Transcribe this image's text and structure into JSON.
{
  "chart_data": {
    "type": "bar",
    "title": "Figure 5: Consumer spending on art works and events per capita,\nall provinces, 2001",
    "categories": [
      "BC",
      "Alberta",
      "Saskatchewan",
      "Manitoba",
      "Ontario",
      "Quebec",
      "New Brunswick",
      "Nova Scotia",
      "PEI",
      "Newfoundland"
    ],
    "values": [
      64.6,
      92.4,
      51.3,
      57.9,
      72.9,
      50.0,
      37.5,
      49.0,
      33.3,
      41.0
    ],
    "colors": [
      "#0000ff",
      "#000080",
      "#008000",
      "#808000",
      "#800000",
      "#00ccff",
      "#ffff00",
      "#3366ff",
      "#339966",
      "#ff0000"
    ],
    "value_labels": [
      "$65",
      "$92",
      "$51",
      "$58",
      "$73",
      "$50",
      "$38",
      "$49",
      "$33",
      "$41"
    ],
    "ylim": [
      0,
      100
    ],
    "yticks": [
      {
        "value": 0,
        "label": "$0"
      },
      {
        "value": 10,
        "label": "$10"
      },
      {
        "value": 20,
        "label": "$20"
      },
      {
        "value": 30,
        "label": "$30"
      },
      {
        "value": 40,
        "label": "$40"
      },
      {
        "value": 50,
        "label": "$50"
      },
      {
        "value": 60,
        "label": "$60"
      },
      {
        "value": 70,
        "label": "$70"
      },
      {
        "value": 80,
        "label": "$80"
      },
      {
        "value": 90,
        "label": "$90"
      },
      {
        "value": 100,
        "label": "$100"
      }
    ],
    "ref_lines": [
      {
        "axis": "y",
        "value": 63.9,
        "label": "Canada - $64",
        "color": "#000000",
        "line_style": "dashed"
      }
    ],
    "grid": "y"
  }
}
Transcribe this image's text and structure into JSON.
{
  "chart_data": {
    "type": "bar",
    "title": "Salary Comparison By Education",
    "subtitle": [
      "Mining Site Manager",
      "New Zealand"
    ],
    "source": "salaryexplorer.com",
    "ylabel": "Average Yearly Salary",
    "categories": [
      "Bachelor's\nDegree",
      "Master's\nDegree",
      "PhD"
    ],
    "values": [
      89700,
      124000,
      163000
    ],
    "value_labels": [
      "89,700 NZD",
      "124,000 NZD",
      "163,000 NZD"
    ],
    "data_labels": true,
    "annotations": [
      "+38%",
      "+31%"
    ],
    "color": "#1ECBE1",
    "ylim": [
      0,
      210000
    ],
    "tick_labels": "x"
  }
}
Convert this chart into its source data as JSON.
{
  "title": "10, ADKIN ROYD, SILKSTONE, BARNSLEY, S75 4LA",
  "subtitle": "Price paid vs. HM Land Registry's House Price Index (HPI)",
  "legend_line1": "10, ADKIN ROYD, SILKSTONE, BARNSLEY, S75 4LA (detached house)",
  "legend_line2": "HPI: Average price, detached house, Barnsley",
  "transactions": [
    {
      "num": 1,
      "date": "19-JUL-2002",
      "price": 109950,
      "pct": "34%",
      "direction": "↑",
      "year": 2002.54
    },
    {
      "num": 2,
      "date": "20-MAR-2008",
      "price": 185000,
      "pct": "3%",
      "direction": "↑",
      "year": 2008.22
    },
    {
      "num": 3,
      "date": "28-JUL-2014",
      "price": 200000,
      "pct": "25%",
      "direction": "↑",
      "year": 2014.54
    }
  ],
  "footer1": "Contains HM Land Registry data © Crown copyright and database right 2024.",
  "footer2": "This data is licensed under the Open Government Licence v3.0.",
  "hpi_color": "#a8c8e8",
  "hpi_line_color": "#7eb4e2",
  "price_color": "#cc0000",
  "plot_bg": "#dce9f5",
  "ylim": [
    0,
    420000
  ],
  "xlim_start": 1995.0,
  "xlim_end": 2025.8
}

######

[INSTRUCTIONS FOR THE TASK]
Go through the material line by line. Show each line that contains the string "Average".

[SOLUTION TO THE PROBLEM]
    "ylabel": "Average Yearly Salary",
  "legend_line2": "HPI: Average price, detached house, Barnsley",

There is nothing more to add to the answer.